> PROBLEM DETAILS
Go through the entries one line at a time, and gather every line that has the word "Portfolio".

> ENTRIES
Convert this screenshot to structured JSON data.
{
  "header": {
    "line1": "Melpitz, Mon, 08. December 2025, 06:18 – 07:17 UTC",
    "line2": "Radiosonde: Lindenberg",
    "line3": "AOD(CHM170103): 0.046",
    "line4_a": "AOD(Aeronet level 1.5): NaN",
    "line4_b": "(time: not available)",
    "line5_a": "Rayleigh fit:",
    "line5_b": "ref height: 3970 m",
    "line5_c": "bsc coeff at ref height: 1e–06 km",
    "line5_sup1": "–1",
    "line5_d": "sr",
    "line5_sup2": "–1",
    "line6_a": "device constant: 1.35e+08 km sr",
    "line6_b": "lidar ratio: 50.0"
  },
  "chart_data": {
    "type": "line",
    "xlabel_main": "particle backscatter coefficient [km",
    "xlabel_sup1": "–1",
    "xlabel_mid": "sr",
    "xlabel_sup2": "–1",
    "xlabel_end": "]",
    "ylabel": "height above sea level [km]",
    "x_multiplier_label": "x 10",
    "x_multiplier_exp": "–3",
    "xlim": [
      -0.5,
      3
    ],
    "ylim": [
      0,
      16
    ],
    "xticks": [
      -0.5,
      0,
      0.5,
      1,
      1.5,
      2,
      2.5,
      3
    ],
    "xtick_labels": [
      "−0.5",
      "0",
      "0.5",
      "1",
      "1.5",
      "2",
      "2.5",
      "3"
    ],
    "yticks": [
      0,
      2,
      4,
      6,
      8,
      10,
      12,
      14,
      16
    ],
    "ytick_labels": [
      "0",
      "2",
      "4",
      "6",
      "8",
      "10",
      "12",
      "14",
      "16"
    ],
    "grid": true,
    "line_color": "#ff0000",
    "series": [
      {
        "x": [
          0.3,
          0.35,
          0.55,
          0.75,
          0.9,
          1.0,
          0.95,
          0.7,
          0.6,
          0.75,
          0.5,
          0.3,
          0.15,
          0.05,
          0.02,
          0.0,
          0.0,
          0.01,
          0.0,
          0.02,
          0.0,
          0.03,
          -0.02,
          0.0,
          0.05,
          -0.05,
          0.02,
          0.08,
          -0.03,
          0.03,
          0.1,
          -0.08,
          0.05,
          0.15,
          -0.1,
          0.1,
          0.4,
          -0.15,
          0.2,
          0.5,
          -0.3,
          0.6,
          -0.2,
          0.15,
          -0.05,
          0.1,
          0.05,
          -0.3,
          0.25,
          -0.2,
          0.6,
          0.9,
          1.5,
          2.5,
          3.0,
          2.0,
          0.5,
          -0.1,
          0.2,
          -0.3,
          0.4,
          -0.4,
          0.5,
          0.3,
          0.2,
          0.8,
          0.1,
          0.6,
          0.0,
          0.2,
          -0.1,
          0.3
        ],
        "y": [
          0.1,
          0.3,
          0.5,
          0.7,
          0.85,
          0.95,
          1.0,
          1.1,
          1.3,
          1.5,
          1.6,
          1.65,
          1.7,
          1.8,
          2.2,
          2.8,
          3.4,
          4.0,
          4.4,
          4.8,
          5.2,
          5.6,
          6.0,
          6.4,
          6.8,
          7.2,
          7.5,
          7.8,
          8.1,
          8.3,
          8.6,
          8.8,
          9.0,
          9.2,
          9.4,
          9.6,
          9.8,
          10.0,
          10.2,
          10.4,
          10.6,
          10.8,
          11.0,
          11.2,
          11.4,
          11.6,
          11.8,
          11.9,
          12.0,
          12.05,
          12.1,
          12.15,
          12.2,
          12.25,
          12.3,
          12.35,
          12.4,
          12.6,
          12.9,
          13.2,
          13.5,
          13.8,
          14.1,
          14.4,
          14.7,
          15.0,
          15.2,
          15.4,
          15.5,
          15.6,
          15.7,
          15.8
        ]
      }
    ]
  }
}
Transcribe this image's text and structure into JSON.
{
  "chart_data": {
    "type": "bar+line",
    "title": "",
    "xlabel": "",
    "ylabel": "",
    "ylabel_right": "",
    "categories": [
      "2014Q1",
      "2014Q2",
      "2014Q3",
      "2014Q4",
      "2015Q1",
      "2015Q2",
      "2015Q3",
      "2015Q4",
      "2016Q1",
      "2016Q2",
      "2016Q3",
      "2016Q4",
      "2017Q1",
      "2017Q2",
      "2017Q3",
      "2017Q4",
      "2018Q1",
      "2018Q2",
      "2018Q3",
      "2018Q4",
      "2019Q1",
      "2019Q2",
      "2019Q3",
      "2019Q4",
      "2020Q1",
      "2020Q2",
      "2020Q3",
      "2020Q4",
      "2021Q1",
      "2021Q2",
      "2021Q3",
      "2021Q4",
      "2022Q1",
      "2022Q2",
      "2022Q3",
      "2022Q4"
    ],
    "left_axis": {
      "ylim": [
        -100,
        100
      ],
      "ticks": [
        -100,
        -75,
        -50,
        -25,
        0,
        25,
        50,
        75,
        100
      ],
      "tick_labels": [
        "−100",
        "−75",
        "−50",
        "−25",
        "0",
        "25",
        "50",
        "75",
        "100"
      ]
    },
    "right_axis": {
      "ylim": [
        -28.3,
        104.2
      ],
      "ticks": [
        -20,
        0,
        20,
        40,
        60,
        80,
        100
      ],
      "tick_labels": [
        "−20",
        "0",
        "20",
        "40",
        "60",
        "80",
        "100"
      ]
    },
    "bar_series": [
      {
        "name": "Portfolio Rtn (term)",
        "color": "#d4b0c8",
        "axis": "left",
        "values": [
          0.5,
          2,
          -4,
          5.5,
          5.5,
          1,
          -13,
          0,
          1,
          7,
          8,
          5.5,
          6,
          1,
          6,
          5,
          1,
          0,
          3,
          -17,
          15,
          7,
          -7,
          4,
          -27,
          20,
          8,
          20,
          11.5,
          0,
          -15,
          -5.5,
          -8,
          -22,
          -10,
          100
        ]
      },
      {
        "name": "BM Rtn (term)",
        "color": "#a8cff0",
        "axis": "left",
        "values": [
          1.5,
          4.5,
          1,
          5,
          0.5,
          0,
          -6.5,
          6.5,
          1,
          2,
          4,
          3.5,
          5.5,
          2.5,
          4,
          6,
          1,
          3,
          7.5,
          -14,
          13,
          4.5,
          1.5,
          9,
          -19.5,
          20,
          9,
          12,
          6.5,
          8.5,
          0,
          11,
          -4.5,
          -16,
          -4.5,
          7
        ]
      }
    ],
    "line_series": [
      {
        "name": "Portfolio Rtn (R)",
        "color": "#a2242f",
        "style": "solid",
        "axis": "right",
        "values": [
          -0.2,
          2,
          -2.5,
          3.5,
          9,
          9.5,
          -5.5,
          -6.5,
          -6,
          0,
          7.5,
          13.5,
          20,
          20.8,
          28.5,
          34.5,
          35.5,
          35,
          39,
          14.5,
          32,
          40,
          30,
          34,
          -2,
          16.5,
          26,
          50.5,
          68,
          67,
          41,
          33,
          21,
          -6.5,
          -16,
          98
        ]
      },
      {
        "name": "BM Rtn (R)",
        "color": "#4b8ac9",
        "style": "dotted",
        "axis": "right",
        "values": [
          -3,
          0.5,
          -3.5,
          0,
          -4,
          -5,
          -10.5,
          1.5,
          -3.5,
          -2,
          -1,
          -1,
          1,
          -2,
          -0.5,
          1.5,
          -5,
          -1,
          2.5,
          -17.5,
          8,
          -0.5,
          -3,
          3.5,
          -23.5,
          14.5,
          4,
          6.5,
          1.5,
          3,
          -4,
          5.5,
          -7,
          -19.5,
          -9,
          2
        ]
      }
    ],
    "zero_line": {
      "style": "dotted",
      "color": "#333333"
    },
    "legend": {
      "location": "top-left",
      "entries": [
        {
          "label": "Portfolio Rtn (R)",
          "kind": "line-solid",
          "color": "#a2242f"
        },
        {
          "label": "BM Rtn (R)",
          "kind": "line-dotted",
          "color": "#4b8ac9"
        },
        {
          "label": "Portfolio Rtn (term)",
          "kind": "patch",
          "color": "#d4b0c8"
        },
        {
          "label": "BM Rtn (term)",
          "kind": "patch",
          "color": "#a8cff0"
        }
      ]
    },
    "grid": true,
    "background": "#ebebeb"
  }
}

> RESULT BELOW
        "name": "Portfolio Rtn (term)",
        "name": "Portfolio Rtn (R)",
          "label": "Portfolio Rtn (R)",
          "label": "Portfolio Rtn (term)",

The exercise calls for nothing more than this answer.